→ Supplied records:
——

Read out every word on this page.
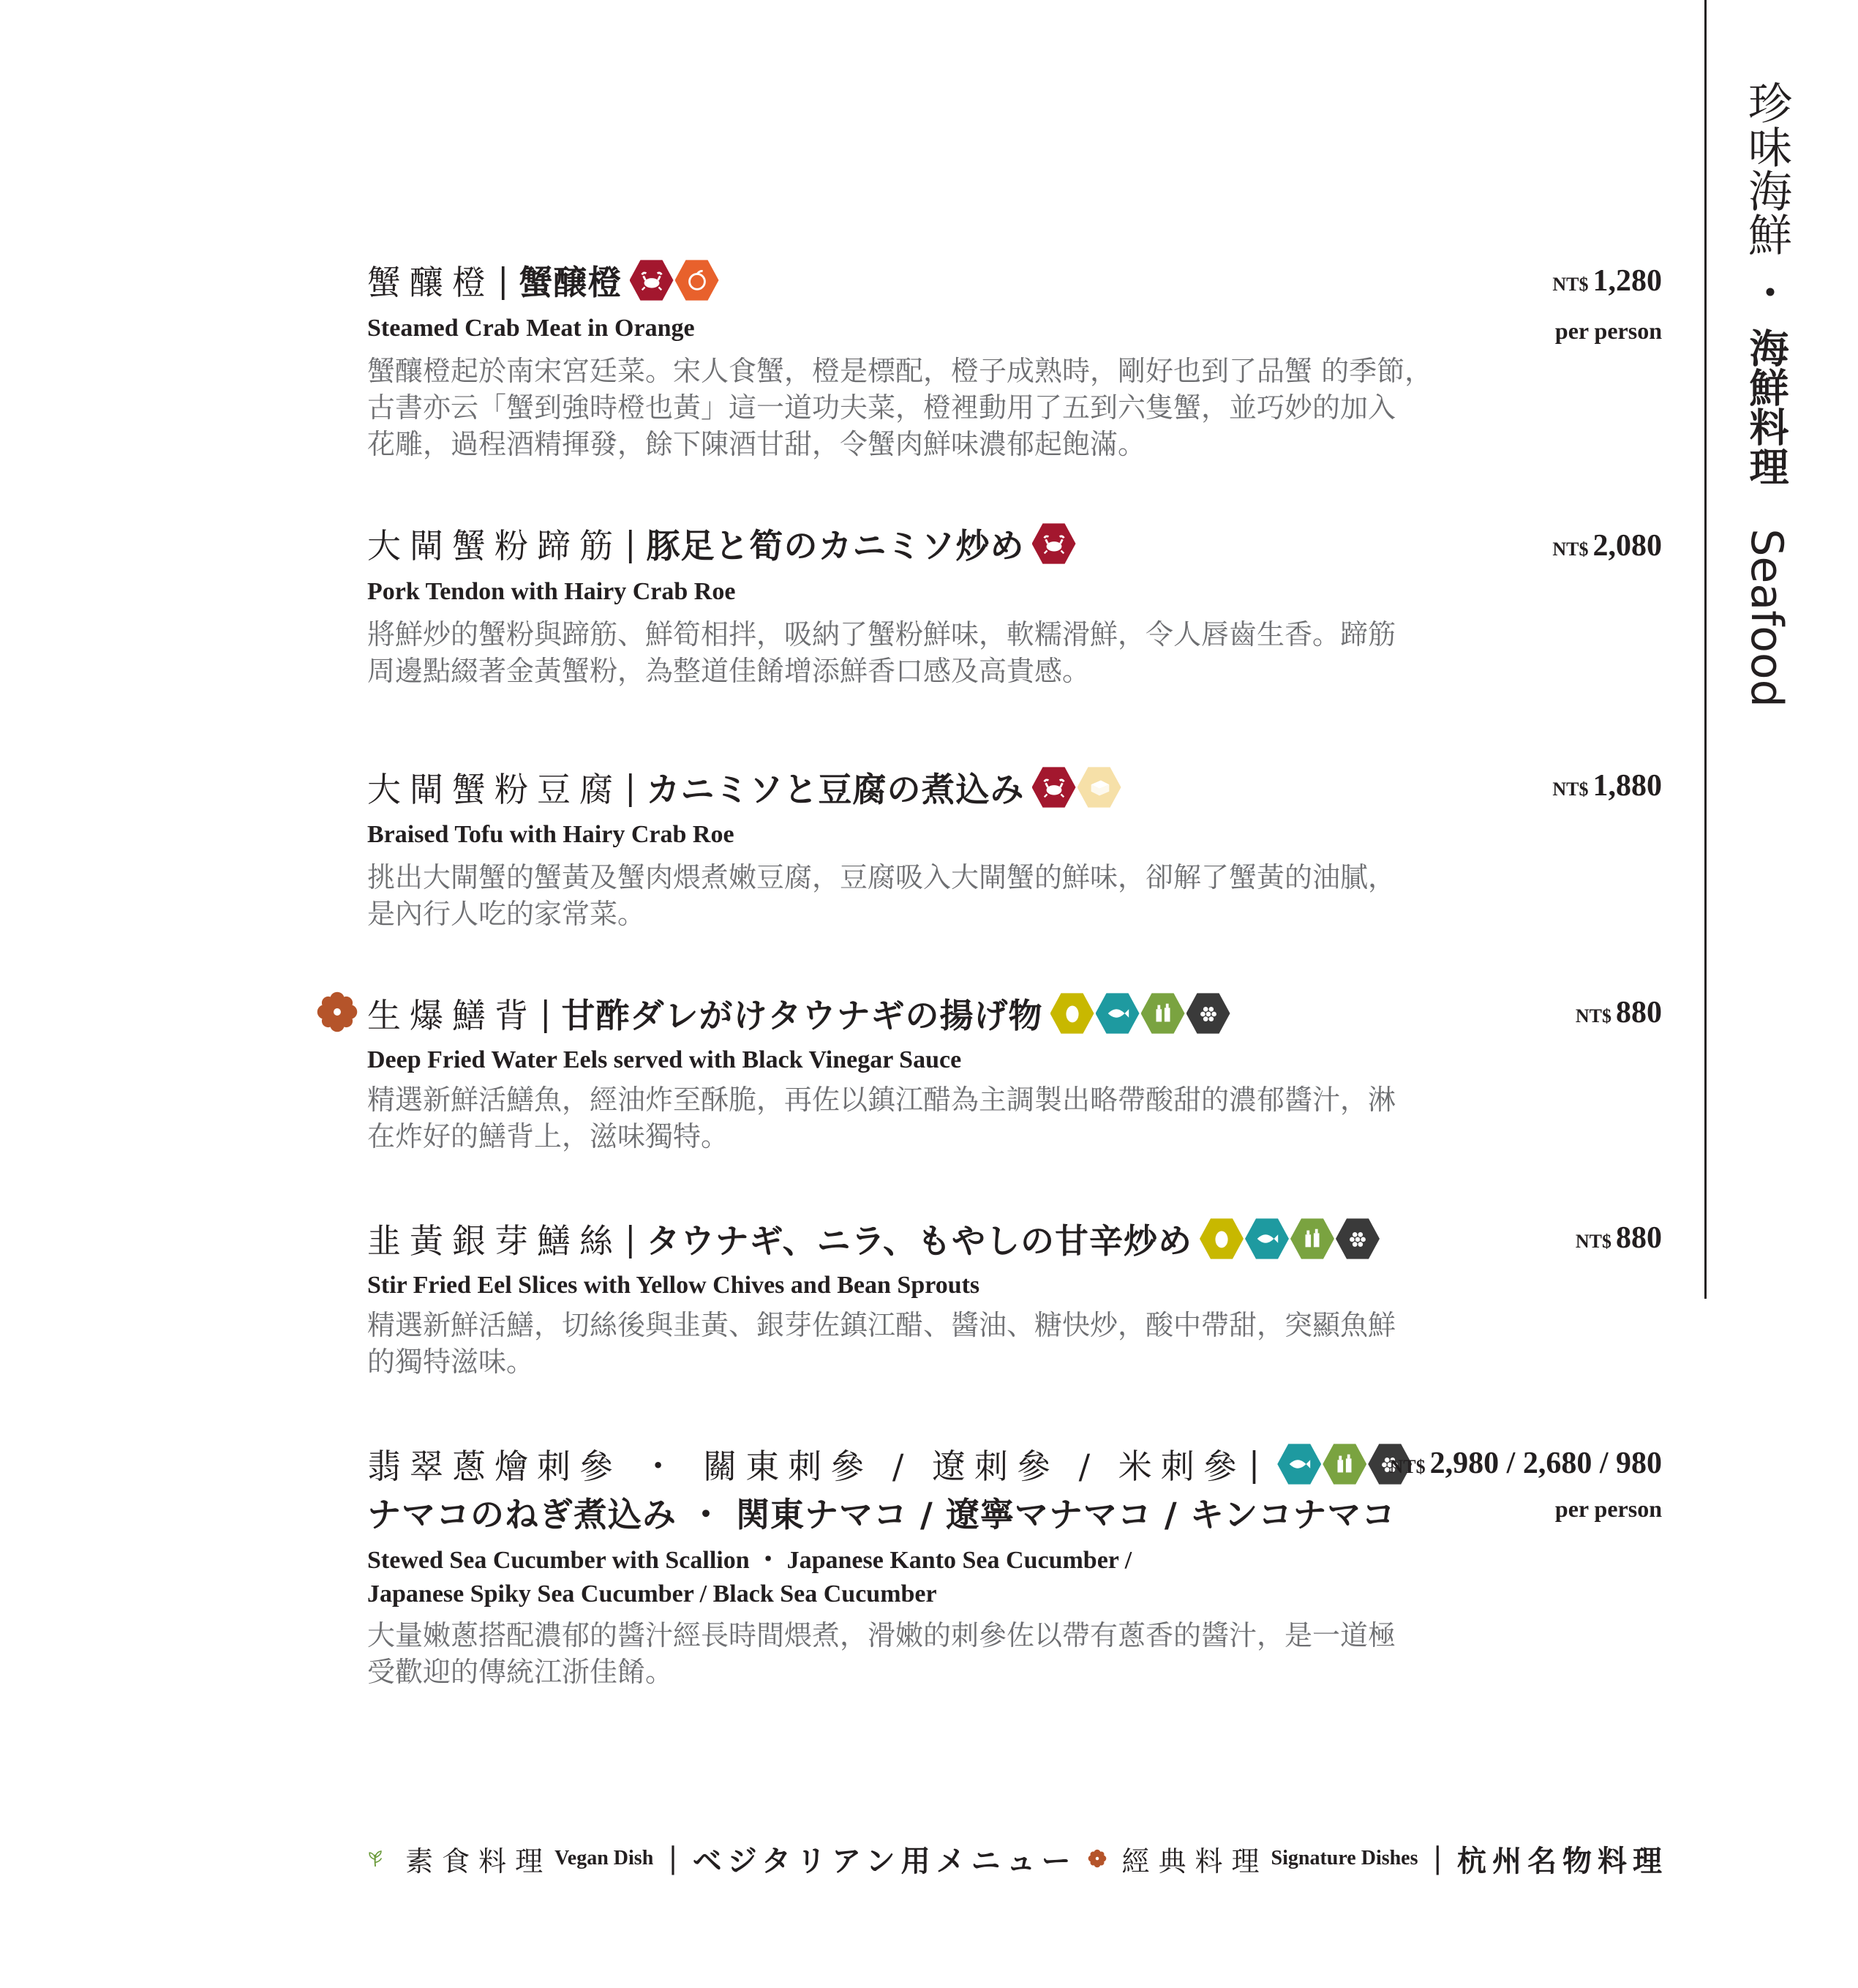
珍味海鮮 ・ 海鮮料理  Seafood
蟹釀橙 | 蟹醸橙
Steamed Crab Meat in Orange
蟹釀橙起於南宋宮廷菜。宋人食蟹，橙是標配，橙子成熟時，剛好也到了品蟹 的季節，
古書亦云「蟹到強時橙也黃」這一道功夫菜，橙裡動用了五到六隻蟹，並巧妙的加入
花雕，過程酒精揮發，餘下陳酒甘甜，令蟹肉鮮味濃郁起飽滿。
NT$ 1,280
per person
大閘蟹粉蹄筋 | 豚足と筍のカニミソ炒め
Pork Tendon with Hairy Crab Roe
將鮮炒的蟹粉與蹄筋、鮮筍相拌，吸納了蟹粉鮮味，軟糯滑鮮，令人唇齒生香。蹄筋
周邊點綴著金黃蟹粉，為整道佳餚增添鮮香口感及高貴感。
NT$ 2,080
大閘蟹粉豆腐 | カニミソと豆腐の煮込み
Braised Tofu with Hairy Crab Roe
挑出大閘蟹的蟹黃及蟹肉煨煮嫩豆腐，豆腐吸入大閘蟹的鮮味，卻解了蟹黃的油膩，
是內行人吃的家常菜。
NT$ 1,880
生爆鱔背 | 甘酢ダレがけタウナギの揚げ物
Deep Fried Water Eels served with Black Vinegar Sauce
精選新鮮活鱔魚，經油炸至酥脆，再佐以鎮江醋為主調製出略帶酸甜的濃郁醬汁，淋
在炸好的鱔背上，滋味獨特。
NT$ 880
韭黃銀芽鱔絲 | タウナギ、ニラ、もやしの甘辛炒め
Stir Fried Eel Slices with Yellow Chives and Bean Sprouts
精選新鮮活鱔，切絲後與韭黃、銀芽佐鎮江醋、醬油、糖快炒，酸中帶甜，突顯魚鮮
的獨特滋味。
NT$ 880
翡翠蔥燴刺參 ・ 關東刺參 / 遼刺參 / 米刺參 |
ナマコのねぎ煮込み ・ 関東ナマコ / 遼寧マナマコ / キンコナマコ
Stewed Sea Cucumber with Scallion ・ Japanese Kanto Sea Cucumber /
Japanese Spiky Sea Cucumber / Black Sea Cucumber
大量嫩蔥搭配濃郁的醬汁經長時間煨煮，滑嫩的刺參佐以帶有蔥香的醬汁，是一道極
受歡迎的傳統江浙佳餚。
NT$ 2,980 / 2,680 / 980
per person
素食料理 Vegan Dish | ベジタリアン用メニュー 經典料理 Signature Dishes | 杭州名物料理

——

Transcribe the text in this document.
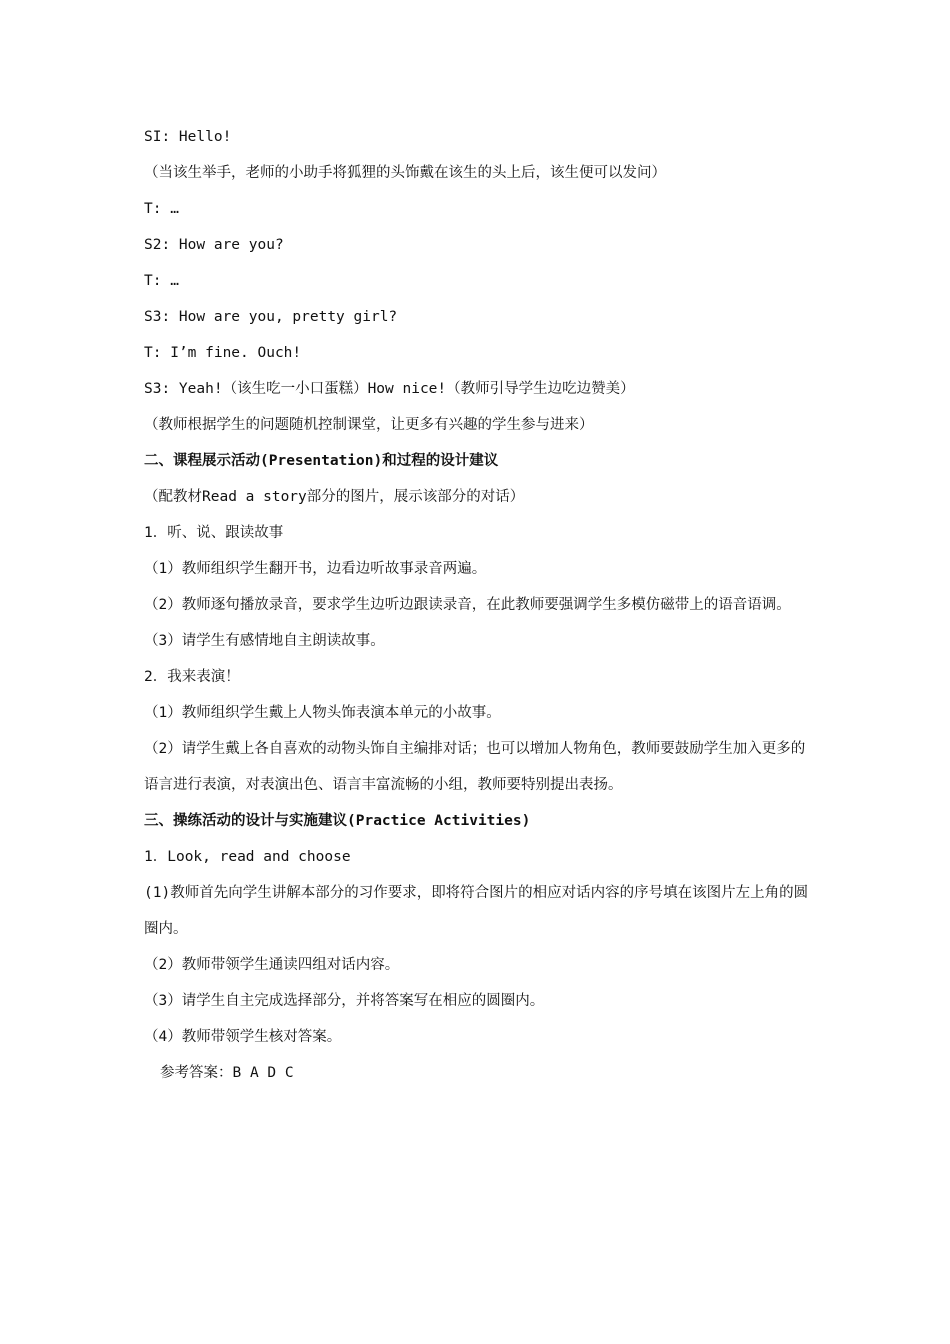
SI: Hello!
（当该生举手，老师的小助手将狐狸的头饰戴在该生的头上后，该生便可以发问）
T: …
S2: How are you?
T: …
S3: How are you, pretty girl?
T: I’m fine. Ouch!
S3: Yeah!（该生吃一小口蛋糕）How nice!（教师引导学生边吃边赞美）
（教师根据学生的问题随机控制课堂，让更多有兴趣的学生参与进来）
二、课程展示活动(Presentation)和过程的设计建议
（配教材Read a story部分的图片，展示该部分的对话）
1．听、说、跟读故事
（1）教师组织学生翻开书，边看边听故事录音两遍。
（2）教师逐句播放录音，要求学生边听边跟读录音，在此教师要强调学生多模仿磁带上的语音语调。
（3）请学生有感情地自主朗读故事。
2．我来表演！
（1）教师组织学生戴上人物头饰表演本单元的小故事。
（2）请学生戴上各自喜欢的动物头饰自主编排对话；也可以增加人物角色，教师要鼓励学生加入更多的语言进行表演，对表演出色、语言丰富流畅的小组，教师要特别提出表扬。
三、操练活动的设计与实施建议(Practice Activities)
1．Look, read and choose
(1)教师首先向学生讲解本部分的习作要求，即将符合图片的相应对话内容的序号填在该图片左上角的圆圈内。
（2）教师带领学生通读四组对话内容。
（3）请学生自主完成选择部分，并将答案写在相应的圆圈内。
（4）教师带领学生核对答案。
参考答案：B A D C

——

→ Given task:
Above are the records; copy every line in them that holds the word "Cucumber".

→ Worked solution:
Stewed Sea Cucumber with Scallion ・ Japanese Kanto Sea Cucumber /
Japanese Spiky Sea Cucumber / Black Sea Cucumber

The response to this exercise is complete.